» TASK OBJECTIVE
Determine how many lines of the entries contain "sparta". Reply with that number alone.

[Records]
##############################

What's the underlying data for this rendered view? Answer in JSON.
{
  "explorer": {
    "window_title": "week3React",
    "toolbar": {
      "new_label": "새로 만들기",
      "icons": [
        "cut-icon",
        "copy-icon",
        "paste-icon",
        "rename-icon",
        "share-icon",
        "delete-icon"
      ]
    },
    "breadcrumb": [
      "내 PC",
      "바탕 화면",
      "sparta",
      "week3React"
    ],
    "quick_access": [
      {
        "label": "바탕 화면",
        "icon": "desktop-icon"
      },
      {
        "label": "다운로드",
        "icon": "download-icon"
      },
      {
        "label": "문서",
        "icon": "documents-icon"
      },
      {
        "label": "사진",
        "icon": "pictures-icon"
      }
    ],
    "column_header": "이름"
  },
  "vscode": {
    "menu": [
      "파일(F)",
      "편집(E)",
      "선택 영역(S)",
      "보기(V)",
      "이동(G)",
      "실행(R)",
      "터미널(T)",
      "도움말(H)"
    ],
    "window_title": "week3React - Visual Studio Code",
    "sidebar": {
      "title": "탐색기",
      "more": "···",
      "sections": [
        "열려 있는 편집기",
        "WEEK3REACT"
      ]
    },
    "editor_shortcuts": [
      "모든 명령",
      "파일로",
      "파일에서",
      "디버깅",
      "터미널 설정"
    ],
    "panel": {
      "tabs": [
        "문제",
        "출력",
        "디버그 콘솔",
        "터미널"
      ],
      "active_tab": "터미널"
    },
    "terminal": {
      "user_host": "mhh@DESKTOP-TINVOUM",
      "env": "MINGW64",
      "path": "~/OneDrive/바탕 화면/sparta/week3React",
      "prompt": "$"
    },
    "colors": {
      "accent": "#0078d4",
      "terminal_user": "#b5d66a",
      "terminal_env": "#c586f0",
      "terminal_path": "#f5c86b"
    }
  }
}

##############################

» OUTPUT OF THE EXERCISE
2